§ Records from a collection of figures
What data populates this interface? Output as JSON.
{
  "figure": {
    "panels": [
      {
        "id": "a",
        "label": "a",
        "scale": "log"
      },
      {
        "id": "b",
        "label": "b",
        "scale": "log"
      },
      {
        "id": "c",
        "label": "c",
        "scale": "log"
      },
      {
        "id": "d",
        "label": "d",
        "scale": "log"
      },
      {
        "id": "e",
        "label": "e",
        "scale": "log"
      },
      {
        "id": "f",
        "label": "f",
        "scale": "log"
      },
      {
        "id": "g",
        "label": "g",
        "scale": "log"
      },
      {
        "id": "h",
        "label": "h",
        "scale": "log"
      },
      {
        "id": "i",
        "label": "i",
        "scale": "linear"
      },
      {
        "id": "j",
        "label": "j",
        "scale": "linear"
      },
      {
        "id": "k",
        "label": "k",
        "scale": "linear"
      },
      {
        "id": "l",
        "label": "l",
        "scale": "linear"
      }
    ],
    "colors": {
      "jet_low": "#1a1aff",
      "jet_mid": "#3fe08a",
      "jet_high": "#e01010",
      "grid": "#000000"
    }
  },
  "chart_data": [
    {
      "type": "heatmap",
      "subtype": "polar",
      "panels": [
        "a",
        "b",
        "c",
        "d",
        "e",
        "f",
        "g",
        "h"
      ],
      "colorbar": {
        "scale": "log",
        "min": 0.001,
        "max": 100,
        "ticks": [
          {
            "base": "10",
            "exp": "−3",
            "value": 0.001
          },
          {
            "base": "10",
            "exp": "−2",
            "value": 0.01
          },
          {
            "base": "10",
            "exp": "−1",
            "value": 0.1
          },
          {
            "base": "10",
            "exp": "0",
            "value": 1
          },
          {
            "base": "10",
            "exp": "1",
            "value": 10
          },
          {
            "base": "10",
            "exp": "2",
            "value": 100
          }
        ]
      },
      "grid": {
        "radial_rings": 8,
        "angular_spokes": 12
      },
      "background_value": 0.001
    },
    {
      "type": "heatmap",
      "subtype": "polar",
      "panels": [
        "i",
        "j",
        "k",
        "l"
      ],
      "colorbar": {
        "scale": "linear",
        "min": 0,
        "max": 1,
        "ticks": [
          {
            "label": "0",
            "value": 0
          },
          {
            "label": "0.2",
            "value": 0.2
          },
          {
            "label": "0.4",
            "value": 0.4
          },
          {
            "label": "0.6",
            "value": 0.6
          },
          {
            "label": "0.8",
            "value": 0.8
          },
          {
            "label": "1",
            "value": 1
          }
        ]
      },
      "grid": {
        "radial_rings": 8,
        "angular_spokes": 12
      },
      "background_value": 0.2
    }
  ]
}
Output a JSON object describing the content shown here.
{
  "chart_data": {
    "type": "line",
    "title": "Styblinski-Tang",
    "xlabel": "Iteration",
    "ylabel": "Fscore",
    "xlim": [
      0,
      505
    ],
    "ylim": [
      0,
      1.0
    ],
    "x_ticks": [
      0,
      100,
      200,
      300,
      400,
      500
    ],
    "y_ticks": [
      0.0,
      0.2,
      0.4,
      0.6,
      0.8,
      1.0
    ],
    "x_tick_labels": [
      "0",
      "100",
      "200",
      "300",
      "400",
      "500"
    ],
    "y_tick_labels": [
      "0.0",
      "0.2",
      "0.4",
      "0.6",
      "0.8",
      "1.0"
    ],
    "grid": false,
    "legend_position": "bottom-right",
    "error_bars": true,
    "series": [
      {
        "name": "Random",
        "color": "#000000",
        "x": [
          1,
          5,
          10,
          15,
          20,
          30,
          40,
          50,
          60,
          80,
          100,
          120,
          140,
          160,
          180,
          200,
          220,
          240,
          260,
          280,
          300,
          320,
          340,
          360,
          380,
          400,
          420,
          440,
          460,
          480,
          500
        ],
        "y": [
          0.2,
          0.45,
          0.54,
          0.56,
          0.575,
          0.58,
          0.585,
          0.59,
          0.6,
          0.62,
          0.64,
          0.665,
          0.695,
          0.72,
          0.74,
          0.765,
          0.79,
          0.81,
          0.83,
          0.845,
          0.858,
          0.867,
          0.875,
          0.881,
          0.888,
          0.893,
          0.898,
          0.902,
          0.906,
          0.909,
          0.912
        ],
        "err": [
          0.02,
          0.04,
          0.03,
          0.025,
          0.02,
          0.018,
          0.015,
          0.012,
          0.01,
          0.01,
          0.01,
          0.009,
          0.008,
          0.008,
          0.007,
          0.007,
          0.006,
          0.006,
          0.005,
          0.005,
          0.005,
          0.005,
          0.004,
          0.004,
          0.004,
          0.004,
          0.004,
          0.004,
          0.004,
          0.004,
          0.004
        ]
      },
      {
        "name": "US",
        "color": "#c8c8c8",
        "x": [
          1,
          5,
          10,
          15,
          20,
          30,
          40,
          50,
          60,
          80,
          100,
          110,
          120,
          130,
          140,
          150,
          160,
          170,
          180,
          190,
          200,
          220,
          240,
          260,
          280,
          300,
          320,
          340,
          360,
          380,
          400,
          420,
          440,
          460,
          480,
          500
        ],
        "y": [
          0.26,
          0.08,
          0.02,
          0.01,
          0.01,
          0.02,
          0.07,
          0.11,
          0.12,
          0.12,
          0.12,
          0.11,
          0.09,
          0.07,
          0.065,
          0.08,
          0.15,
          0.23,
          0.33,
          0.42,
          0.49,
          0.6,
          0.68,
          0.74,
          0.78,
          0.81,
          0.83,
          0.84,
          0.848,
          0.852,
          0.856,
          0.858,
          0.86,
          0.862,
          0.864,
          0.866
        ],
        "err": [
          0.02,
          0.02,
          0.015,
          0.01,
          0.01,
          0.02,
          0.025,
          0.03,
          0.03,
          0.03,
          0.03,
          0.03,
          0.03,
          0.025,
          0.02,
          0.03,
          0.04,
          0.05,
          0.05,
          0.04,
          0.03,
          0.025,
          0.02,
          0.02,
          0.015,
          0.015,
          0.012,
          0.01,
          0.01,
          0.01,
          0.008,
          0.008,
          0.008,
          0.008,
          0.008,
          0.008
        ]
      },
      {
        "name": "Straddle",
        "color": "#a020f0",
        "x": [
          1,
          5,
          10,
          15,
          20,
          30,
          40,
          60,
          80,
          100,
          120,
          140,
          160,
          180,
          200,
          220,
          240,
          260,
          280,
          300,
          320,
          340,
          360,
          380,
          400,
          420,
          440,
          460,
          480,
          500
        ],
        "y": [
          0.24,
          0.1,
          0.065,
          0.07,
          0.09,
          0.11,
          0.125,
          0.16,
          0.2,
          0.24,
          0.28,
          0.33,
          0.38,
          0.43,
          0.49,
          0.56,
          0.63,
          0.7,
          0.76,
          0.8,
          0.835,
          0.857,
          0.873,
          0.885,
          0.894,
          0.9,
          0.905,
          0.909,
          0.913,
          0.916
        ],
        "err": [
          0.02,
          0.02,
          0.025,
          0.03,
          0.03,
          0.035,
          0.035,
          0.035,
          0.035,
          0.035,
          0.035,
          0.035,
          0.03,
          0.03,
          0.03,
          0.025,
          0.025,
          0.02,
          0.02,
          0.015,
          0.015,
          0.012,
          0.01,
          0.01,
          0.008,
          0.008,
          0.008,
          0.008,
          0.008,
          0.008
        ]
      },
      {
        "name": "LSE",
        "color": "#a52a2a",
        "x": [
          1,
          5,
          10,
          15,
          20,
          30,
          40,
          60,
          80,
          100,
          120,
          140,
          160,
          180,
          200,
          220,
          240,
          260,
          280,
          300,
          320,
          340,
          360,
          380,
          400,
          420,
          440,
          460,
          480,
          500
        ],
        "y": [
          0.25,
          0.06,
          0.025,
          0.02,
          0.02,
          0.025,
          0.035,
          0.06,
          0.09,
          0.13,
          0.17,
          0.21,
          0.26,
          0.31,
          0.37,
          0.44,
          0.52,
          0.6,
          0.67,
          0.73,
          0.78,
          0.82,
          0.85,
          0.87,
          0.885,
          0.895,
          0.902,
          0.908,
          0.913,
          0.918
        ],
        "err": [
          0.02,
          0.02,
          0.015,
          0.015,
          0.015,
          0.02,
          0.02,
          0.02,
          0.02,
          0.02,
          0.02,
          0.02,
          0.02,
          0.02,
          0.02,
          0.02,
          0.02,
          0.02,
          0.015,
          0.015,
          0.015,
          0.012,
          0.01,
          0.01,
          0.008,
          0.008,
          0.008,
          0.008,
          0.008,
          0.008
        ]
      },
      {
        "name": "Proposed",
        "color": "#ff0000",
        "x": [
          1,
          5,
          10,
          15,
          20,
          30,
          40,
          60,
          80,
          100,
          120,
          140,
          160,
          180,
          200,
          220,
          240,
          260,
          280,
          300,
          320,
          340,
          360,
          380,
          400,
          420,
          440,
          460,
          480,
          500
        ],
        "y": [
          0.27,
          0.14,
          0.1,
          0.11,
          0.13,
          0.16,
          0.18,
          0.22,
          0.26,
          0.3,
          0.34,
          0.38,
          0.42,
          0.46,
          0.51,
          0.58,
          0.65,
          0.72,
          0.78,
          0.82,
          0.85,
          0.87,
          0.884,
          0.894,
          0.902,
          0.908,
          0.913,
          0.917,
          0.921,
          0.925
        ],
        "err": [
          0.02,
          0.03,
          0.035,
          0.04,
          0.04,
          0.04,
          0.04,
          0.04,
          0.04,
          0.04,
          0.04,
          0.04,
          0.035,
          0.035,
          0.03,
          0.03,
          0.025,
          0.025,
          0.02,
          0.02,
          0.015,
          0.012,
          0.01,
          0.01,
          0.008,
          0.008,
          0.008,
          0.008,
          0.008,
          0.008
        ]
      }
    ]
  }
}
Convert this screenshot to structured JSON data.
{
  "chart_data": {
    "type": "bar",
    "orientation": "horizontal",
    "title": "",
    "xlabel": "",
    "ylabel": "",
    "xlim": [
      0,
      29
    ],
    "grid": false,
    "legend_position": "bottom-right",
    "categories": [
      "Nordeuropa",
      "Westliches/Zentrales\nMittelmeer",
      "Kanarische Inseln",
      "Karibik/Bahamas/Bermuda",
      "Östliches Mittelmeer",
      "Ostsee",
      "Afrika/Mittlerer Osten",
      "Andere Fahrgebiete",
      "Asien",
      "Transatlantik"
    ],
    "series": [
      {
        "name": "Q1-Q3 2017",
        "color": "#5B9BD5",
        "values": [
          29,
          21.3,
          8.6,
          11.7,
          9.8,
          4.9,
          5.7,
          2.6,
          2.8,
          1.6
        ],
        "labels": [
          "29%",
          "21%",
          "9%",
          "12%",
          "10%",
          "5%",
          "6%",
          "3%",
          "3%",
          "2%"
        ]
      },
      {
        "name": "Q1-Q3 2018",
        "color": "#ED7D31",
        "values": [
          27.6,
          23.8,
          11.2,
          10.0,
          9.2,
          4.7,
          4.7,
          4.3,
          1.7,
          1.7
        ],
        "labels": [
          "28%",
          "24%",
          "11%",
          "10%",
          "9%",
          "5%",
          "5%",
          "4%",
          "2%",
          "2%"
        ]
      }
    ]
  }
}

§ AIM
Looking at the entries above, how many lines contain the word "Output"? Answer with the number alone.

§ RESULT FOR THIS TASK
2